● Problem statement
Pick out each line containing the string "price".

^^^^^^^^^^^^^^^^

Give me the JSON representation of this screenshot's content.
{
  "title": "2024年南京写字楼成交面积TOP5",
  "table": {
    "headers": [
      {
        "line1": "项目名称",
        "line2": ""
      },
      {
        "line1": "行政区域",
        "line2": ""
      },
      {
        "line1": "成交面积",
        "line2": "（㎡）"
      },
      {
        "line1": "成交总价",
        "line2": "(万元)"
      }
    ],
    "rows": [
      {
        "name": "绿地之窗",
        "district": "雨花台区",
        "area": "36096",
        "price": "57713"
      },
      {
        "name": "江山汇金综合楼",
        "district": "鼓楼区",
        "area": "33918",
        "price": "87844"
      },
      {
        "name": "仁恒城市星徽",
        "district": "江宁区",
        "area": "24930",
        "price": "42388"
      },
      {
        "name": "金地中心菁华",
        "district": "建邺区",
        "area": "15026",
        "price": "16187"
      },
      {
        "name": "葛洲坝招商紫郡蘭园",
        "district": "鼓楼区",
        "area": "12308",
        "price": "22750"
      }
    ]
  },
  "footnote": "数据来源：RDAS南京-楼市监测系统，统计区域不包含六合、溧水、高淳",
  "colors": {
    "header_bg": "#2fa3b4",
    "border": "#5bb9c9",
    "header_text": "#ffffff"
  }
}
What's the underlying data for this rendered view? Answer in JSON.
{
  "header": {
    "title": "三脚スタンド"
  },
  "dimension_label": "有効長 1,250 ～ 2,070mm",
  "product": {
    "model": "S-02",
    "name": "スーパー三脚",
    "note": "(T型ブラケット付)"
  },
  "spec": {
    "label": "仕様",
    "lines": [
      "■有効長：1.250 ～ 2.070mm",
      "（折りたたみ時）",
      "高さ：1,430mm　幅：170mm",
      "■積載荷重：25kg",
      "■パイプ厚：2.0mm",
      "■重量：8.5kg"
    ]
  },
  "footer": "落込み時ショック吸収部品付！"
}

^^^^^^^^^^^^^^^^

● Response
        "price": "57713"
        "price": "87844"
        "price": "42388"
        "price": "16187"
        "price": "22750"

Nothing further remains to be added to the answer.